§ Problem to solve
Write the material out again in full, exactly.

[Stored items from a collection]

§ §

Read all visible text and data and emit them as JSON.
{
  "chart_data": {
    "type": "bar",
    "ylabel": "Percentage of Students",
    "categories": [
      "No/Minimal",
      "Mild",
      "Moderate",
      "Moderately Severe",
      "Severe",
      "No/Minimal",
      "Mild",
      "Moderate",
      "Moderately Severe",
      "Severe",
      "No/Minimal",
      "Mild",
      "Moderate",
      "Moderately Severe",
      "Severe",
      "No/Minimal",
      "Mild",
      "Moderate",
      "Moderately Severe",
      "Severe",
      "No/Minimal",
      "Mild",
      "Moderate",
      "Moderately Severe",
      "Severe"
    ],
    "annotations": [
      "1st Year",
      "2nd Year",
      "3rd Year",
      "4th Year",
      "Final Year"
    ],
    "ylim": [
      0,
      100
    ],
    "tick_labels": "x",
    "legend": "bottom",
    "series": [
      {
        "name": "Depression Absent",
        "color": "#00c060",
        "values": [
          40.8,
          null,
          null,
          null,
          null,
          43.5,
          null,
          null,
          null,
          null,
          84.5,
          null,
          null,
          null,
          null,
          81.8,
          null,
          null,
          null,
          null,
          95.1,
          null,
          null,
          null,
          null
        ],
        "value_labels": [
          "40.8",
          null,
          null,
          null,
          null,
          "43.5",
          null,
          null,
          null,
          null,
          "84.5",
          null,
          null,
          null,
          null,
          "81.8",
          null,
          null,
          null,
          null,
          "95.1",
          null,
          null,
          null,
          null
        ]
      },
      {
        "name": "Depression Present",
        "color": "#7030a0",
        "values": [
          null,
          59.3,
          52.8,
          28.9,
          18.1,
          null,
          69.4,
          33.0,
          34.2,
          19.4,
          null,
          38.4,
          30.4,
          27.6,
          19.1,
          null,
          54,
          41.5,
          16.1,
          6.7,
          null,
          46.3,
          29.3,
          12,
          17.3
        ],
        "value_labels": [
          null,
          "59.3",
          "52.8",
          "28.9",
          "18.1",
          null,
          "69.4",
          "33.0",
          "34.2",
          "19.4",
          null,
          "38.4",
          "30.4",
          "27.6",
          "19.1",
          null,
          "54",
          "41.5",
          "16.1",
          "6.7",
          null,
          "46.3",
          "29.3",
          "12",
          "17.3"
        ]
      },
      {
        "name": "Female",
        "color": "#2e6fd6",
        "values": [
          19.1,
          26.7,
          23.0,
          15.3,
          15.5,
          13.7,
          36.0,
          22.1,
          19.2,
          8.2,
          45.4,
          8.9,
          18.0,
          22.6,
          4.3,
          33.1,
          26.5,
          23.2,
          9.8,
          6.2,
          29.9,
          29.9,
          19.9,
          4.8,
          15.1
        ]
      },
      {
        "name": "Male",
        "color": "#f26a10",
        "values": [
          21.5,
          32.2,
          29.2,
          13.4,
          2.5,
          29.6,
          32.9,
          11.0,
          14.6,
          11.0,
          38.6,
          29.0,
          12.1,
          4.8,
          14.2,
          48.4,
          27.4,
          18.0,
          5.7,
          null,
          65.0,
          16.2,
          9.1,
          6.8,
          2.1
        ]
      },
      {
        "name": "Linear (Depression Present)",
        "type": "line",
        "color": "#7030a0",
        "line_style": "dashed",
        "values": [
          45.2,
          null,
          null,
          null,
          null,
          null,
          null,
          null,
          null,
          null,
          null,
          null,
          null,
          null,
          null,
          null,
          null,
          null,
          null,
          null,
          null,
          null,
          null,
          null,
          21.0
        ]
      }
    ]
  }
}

§ §

§ Exercise answer
Read all visible text and data and emit them as JSON.
{
  "chart_data": {
    "type": "bar",
    "ylabel": "Percentage of Students",
    "categories": [
      "No/Minimal",
      "Mild",
      "Moderate",
      "Moderately Severe",
      "Severe",
      "No/Minimal",
      "Mild",
      "Moderate",
      "Moderately Severe",
      "Severe",
      "No/Minimal",
      "Mild",
      "Moderate",
      "Moderately Severe",
      "Severe",
      "No/Minimal",
      "Mild",
      "Moderate",
      "Moderately Severe",
      "Severe",
      "No/Minimal",
      "Mild",
      "Moderate",
      "Moderately Severe",
      "Severe"
    ],
    "annotations": [
      "1st Year",
      "2nd Year",
      "3rd Year",
      "4th Year",
      "Final Year"
    ],
    "ylim": [
      0,
      100
    ],
    "tick_labels": "x",
    "legend": "bottom",
    "series": [
      {
        "name": "Depression Absent",
        "color": "#00c060",
        "values": [
          40.8,
          null,
          null,
          null,
          null,
          43.5,
          null,
          null,
          null,
          null,
          84.5,
          null,
          null,
          null,
          null,
          81.8,
          null,
          null,
          null,
          null,
          95.1,
          null,
          null,
          null,
          null
        ],
        "value_labels": [
          "40.8",
          null,
          null,
          null,
          null,
          "43.5",
          null,
          null,
          null,
          null,
          "84.5",
          null,
          null,
          null,
          null,
          "81.8",
          null,
          null,
          null,
          null,
          "95.1",
          null,
          null,
          null,
          null
        ]
      },
      {
        "name": "Depression Present",
        "color": "#7030a0",
        "values": [
          null,
          59.3,
          52.8,
          28.9,
          18.1,
          null,
          69.4,
          33.0,
          34.2,
          19.4,
          null,
          38.4,
          30.4,
          27.6,
          19.1,
          null,
          54,
          41.5,
          16.1,
          6.7,
          null,
          46.3,
          29.3,
          12,
          17.3
        ],
        "value_labels": [
          null,
          "59.3",
          "52.8",
          "28.9",
          "18.1",
          null,
          "69.4",
          "33.0",
          "34.2",
          "19.4",
          null,
          "38.4",
          "30.4",
          "27.6",
          "19.1",
          null,
          "54",
          "41.5",
          "16.1",
          "6.7",
          null,
          "46.3",
          "29.3",
          "12",
          "17.3"
        ]
      },
      {
        "name": "Female",
        "color": "#2e6fd6",
        "values": [
          19.1,
          26.7,
          23.0,
          15.3,
          15.5,
          13.7,
          36.0,
          22.1,
          19.2,
          8.2,
          45.4,
          8.9,
          18.0,
          22.6,
          4.3,
          33.1,
          26.5,
          23.2,
          9.8,
          6.2,
          29.9,
          29.9,
          19.9,
          4.8,
          15.1
        ]
      },
      {
        "name": "Male",
        "color": "#f26a10",
        "values": [
          21.5,
          32.2,
          29.2,
          13.4,
          2.5,
          29.6,
          32.9,
          11.0,
          14.6,
          11.0,
          38.6,
          29.0,
          12.1,
          4.8,
          14.2,
          48.4,
          27.4,
          18.0,
          5.7,
          null,
          65.0,
          16.2,
          9.1,
          6.8,
          2.1
        ]
      },
      {
        "name": "Linear (Depression Present)",
        "type": "line",
        "color": "#7030a0",
        "line_style": "dashed",
        "values": [
          45.2,
          null,
          null,
          null,
          null,
          null,
          null,
          null,
          null,
          null,
          null,
          null,
          null,
          null,
          null,
          null,
          null,
          null,
          null,
          null,
          null,
          null,
          null,
          null,
          21.0
        ]
      }
    ]
  }
}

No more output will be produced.